Return the lines where the word "November" occurs.

>> START Excerpted data

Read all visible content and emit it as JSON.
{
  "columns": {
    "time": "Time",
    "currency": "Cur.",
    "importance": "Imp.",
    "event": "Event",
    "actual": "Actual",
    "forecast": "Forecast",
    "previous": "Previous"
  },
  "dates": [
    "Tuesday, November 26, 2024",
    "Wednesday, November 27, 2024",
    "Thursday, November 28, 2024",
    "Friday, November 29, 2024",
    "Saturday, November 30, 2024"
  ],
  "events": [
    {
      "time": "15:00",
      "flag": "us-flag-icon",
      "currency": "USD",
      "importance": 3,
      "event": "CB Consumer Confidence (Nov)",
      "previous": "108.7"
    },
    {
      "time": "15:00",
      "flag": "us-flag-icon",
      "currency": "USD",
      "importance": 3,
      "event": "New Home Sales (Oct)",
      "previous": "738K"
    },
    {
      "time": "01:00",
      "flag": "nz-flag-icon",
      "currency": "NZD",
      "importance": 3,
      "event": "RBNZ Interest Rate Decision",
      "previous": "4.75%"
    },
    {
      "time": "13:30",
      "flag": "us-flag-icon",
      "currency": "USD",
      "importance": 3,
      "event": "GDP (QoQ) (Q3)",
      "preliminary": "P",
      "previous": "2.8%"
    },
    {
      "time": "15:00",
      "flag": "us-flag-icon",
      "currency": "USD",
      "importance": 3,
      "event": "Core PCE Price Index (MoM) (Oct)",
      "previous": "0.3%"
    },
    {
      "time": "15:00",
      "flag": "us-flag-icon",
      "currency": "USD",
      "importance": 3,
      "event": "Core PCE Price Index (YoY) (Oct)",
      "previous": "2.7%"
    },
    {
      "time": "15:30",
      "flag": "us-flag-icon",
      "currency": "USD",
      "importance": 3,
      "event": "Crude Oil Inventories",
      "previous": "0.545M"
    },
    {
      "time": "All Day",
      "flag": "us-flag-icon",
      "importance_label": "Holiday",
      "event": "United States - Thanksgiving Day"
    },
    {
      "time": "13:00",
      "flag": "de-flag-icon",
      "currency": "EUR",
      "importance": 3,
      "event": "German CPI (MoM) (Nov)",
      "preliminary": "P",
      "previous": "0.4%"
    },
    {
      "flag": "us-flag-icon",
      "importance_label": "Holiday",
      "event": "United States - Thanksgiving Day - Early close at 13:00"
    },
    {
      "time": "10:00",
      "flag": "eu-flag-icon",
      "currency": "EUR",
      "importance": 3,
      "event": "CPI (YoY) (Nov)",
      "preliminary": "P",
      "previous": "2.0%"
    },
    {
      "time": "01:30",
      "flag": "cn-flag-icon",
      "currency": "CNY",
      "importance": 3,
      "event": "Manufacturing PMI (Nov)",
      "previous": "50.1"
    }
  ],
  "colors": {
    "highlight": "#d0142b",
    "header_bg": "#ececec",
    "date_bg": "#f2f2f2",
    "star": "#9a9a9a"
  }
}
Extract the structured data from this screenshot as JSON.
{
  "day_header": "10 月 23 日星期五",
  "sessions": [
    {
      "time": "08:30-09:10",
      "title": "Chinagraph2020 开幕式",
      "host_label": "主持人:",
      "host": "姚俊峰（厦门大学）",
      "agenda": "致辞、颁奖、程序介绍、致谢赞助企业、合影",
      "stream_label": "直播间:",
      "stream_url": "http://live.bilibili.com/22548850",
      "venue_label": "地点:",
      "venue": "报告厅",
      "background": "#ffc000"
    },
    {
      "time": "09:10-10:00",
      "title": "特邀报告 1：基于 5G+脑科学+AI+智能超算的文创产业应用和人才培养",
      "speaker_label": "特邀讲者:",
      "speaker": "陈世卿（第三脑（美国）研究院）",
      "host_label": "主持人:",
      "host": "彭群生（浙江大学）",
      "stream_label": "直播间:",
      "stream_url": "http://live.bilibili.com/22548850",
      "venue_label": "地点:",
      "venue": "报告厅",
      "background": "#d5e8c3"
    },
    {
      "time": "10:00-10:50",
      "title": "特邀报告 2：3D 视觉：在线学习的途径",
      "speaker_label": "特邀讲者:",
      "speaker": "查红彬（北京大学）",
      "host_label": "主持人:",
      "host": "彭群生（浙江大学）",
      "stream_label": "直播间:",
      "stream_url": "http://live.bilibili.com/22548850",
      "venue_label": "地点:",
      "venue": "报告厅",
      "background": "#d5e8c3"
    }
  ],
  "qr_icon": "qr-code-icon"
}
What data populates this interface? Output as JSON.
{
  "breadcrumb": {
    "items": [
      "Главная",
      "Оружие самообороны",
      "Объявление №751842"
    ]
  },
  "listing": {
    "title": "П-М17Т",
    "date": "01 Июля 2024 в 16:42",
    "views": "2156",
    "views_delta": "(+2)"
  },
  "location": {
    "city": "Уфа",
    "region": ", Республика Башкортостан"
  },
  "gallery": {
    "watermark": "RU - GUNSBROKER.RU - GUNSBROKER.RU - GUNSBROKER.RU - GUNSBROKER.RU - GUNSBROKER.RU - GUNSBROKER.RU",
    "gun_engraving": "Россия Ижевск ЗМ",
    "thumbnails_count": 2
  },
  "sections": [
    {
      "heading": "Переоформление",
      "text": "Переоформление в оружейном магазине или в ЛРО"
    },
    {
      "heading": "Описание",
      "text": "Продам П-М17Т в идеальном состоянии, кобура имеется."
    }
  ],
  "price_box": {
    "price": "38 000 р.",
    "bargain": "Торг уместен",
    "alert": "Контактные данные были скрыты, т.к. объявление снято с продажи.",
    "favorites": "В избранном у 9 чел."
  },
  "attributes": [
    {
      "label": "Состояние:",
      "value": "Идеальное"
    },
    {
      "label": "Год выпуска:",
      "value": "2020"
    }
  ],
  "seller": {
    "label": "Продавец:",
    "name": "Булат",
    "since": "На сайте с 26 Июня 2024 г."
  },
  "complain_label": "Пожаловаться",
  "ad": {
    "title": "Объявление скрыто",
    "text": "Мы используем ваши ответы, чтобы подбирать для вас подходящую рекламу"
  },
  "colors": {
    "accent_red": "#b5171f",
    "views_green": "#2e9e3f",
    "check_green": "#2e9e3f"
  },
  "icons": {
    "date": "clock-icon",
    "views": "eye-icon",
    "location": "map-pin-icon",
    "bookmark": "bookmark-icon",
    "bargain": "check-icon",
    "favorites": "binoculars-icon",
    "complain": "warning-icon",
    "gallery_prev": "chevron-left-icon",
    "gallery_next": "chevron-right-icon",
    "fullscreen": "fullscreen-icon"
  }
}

>> END Excerpted data

:: Exercise output ::
    "Tuesday, November 26, 2024",
    "Wednesday, November 27, 2024",
    "Thursday, November 28, 2024",
    "Friday, November 29, 2024",
    "Saturday, November 30, 2024"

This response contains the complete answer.